Aim of the exercise: Your task is to gather the lines below that hold the string "heading".

Task data:
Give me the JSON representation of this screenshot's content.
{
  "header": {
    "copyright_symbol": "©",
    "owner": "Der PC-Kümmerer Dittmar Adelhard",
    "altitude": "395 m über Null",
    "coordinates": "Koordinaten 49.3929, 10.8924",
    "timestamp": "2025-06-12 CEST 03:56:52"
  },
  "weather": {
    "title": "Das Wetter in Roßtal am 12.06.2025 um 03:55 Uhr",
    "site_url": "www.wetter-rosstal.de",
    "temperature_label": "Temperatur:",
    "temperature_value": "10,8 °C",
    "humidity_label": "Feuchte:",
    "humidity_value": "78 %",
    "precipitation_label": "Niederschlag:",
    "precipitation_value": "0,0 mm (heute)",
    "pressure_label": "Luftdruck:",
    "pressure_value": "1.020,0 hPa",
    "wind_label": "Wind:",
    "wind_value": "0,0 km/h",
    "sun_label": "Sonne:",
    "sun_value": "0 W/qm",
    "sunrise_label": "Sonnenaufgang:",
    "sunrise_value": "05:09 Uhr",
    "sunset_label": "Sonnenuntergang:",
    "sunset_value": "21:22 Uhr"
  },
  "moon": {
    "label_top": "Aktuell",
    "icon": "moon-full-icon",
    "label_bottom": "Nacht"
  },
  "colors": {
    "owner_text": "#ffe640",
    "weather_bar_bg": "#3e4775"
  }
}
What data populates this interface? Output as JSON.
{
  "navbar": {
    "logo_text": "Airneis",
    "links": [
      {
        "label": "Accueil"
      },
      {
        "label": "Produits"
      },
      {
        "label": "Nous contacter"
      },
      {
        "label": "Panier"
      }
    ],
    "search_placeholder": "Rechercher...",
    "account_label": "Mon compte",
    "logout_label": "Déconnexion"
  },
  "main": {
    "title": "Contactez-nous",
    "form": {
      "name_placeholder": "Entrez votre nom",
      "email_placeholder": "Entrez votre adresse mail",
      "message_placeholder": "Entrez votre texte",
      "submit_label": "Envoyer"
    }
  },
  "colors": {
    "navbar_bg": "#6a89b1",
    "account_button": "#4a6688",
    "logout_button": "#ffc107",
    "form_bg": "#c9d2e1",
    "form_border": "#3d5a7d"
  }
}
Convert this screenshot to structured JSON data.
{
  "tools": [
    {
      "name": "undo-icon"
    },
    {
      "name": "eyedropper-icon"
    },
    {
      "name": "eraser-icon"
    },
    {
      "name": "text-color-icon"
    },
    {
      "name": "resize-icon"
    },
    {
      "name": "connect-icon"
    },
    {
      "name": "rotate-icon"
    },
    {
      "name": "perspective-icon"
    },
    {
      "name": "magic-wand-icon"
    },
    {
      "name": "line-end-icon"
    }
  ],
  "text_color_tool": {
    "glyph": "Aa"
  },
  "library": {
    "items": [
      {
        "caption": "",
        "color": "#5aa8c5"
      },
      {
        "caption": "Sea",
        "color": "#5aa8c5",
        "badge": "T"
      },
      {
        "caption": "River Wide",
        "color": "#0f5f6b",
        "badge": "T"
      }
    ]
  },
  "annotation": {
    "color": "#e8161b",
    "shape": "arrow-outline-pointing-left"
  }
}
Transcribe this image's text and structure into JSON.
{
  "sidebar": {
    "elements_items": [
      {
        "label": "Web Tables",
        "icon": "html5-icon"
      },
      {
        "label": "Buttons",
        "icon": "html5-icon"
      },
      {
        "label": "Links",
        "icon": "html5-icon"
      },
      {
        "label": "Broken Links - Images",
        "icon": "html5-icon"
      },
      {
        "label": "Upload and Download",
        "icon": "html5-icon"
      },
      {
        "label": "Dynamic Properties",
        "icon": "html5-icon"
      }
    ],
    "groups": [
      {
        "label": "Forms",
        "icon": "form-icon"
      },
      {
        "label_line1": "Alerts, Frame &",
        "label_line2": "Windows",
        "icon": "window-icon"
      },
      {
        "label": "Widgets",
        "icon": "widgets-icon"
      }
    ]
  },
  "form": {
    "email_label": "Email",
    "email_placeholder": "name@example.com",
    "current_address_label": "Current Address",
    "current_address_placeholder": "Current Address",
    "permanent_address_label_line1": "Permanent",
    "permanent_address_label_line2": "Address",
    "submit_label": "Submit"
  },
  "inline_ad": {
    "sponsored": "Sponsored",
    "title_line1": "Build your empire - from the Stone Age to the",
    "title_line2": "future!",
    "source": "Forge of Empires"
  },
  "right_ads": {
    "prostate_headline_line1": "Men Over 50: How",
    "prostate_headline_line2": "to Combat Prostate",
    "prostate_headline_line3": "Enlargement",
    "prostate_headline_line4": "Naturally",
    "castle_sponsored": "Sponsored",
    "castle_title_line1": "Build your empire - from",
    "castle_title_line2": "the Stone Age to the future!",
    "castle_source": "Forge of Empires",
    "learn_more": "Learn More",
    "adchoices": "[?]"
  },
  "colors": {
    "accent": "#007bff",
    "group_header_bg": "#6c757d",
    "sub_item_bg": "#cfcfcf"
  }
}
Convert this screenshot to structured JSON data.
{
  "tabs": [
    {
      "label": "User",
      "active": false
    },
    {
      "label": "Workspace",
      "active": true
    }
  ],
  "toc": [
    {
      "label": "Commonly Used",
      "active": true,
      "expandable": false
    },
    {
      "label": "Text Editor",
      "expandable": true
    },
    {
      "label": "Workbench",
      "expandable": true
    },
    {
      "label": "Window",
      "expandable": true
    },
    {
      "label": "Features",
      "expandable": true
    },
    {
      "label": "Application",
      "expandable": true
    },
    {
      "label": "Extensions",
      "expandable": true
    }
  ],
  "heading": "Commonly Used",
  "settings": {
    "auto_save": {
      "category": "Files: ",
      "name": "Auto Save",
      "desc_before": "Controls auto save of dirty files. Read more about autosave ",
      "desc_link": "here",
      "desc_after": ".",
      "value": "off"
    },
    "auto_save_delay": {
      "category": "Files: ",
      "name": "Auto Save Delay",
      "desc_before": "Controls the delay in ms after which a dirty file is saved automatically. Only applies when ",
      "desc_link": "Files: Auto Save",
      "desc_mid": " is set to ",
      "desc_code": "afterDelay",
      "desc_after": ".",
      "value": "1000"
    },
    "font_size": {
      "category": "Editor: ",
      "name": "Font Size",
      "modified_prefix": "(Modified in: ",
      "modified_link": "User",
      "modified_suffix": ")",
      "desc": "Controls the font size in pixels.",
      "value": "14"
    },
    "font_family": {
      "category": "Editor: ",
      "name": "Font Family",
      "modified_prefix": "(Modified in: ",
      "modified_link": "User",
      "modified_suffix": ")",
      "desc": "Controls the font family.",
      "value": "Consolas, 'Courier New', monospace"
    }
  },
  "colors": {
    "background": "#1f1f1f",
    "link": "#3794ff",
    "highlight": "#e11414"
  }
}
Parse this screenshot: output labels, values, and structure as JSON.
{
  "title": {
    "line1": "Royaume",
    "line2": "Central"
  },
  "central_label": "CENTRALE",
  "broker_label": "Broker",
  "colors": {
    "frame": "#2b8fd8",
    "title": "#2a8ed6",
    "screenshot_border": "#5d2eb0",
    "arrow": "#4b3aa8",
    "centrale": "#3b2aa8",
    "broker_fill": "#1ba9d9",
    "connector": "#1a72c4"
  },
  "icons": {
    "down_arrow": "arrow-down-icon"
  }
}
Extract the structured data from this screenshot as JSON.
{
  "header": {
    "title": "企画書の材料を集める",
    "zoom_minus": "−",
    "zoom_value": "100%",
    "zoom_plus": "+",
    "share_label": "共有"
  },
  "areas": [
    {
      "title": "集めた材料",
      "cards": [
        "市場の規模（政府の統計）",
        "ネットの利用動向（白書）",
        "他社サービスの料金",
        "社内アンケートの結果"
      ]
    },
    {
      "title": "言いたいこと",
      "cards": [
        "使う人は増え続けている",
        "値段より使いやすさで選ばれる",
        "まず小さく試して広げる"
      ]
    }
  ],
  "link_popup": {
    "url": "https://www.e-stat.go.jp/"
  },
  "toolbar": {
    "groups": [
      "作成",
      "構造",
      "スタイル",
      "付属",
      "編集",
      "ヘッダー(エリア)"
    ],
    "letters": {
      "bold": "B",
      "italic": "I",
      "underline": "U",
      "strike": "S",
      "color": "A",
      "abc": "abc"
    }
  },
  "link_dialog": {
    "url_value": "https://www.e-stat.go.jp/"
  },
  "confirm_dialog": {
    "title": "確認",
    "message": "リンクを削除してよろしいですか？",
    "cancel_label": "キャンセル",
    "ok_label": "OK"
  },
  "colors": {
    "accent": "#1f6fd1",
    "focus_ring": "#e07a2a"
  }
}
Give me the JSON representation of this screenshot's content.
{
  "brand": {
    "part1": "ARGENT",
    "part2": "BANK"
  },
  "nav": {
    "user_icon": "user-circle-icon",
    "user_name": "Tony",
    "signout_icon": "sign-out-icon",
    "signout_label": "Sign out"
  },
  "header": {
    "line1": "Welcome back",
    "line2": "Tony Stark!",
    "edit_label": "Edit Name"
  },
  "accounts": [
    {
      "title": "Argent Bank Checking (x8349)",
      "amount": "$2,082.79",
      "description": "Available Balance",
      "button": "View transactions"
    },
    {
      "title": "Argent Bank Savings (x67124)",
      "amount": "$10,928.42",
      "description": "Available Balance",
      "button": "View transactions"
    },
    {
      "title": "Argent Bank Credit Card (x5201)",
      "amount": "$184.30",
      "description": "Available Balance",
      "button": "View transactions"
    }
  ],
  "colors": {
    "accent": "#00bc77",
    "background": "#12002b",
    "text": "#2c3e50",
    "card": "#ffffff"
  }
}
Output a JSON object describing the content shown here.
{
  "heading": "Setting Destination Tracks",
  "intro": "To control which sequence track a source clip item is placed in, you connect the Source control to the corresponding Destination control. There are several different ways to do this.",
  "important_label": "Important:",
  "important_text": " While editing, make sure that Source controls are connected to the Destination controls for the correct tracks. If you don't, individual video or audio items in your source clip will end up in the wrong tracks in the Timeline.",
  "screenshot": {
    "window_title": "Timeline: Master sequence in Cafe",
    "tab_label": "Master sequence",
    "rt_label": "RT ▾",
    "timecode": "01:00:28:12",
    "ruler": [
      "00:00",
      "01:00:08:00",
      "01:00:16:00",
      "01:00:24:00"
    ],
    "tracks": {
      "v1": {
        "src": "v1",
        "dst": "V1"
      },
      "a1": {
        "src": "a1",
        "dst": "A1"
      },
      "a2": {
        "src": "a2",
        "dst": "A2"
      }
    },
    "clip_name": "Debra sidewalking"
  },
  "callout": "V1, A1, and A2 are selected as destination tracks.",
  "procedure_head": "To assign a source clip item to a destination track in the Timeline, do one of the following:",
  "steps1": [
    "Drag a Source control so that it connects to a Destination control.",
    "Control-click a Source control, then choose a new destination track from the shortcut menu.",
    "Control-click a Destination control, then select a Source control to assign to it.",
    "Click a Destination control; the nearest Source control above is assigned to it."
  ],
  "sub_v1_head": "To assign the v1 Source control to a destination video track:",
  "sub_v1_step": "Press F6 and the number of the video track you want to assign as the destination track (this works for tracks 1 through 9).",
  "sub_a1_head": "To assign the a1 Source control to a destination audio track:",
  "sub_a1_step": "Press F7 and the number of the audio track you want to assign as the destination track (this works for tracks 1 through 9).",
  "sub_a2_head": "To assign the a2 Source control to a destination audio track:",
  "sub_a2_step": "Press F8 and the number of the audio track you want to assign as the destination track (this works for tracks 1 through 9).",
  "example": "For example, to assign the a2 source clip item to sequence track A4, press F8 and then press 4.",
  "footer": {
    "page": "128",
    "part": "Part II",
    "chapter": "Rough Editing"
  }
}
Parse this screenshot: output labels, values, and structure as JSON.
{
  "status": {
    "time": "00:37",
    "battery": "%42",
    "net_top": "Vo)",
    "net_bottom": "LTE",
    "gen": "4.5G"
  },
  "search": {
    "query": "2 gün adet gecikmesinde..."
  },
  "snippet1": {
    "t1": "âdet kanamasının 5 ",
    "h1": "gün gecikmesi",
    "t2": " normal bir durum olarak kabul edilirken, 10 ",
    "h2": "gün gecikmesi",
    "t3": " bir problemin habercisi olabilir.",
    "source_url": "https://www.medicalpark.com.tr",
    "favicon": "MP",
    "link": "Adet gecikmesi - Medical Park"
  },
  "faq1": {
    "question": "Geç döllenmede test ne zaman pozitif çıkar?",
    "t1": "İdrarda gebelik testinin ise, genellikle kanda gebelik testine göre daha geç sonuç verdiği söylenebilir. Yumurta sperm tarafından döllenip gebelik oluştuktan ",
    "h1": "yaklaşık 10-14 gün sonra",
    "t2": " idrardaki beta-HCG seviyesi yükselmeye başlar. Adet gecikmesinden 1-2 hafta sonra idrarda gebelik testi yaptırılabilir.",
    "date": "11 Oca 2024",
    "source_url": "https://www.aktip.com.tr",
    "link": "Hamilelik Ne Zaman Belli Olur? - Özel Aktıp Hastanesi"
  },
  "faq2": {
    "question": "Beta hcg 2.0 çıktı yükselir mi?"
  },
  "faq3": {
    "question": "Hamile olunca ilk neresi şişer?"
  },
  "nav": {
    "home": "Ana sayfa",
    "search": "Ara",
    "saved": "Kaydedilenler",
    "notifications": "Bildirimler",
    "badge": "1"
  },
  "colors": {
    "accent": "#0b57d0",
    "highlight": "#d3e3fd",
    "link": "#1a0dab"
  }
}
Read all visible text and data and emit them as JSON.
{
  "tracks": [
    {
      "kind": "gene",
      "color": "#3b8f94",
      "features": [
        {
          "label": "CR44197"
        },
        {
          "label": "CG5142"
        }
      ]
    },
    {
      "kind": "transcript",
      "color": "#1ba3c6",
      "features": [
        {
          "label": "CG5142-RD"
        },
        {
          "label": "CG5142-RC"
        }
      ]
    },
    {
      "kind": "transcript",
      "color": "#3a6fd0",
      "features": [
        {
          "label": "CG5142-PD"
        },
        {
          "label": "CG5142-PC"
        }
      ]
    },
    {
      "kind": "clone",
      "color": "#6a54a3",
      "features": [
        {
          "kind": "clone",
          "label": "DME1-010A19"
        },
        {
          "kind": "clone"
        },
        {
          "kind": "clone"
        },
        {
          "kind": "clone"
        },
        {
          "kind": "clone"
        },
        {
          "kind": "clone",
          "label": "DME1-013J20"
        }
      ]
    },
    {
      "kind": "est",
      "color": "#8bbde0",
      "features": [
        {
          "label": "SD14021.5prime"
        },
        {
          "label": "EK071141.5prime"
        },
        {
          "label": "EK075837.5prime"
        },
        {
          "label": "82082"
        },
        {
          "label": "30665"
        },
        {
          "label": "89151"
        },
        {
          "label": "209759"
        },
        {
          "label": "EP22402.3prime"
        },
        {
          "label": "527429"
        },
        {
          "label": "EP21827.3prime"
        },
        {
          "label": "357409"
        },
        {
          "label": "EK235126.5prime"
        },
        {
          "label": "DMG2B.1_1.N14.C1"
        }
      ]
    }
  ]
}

Written response:
  "heading": "Commonly Used",
  "heading": "Setting Destination Tracks",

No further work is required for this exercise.